[Task description] Read the records below. Copy each line where the string "Average" occurs.

[Input data]
────

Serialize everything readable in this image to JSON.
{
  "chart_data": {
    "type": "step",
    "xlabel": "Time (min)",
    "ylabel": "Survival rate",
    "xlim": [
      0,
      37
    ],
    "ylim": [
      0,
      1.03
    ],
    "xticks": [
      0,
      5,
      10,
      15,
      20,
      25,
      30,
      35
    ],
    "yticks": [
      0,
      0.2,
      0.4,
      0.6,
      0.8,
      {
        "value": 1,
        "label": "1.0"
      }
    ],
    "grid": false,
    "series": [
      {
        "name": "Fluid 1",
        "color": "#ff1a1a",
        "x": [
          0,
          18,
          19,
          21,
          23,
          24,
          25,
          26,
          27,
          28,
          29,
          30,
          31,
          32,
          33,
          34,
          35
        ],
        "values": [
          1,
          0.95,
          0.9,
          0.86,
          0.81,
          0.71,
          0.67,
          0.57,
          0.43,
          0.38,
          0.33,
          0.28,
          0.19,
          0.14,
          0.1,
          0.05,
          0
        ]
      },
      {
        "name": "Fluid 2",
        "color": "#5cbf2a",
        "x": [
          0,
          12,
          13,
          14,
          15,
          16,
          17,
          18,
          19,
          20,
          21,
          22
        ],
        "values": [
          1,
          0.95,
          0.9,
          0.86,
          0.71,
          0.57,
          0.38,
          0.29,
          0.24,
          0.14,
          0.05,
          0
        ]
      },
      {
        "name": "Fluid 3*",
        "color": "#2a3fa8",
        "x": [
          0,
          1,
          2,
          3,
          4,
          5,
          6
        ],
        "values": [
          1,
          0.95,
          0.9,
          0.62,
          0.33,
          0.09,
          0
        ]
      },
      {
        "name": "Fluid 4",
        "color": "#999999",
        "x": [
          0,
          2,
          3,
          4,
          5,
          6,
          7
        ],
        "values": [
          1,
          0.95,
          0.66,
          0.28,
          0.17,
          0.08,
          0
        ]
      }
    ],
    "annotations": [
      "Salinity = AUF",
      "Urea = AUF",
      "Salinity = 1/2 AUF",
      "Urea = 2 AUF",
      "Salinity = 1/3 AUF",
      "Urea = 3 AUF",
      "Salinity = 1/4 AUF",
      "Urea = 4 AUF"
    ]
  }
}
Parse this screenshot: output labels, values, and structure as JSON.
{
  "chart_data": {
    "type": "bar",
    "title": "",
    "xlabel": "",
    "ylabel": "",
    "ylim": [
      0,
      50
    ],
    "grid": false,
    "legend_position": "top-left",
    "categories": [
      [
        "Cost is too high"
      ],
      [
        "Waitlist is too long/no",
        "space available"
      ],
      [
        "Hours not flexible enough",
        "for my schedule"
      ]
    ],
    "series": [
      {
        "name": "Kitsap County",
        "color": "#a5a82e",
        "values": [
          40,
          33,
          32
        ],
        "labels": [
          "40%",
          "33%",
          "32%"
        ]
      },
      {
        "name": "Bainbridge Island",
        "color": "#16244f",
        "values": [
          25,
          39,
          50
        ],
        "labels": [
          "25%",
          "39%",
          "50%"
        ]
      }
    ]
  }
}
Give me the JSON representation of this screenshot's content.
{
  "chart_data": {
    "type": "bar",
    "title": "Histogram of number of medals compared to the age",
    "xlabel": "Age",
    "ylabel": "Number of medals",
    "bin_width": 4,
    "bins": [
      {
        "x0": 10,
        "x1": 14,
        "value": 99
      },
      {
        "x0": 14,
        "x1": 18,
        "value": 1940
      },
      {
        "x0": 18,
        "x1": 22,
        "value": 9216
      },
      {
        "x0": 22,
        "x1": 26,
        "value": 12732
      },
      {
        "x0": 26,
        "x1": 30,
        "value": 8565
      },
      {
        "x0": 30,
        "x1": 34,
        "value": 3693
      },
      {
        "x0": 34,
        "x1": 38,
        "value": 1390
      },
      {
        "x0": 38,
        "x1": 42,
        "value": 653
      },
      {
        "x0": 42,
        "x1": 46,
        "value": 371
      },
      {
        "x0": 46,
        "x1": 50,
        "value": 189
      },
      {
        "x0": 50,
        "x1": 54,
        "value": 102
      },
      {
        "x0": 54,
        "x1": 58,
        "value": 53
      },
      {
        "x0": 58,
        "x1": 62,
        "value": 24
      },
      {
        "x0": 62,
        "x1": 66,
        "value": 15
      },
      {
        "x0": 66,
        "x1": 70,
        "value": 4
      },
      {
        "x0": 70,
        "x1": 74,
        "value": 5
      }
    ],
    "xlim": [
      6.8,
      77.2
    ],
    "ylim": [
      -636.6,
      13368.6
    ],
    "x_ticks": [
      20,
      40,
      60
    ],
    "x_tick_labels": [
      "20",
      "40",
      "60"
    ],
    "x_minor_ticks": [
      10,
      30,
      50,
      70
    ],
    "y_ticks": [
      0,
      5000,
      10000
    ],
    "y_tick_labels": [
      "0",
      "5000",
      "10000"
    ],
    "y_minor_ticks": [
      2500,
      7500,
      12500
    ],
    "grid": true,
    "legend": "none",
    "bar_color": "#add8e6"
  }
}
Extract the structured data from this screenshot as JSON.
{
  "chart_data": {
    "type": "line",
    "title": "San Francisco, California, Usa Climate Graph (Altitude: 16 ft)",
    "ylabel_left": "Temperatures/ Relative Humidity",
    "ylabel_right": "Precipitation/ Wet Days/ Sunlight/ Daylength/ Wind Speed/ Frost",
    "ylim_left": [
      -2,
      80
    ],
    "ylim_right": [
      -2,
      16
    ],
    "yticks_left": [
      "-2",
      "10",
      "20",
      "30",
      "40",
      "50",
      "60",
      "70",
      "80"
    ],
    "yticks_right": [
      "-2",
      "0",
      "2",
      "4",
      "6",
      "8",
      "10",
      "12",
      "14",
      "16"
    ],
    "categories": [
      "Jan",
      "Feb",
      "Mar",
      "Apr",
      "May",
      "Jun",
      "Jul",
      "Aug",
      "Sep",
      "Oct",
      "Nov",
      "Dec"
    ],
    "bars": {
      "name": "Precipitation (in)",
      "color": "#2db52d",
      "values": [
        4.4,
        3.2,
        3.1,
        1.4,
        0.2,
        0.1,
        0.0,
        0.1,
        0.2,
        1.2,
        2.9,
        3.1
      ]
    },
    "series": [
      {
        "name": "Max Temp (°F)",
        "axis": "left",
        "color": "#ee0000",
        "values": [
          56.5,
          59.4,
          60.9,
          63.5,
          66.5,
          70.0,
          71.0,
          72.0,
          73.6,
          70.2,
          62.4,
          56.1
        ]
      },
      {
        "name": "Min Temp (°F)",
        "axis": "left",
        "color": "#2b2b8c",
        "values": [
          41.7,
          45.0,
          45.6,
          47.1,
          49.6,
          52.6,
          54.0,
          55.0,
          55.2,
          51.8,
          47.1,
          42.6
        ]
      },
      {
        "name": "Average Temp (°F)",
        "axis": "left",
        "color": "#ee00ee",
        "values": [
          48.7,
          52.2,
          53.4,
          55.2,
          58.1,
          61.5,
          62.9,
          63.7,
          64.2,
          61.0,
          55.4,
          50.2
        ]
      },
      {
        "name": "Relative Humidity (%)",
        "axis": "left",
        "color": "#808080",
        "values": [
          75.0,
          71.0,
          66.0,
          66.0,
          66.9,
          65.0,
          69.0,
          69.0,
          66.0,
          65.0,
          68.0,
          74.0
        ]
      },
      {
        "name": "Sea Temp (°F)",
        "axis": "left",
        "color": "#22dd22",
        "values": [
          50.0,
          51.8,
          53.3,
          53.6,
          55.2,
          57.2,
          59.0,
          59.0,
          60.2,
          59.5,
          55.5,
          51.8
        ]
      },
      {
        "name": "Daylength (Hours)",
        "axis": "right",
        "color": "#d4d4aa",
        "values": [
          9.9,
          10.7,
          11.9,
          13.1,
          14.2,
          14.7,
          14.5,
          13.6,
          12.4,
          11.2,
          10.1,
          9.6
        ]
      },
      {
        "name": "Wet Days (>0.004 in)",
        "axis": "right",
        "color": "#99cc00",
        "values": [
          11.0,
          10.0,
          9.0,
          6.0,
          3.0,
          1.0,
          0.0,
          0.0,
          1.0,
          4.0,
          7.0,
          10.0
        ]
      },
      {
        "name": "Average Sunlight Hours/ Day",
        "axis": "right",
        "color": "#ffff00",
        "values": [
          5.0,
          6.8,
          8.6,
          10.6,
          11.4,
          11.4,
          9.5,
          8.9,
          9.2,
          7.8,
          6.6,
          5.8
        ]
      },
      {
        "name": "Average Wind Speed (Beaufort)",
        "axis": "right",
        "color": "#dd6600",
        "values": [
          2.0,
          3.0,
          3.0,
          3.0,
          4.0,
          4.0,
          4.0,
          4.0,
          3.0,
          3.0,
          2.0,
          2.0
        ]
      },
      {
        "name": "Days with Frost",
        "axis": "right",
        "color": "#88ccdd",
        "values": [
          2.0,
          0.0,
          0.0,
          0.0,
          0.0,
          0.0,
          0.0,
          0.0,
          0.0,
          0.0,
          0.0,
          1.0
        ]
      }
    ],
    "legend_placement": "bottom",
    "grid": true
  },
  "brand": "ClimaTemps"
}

────

[Task output]
        "name": "Average Temp (°F)",
        "name": "Average Sunlight Hours/ Day",
        "name": "Average Wind Speed (Beaufort)",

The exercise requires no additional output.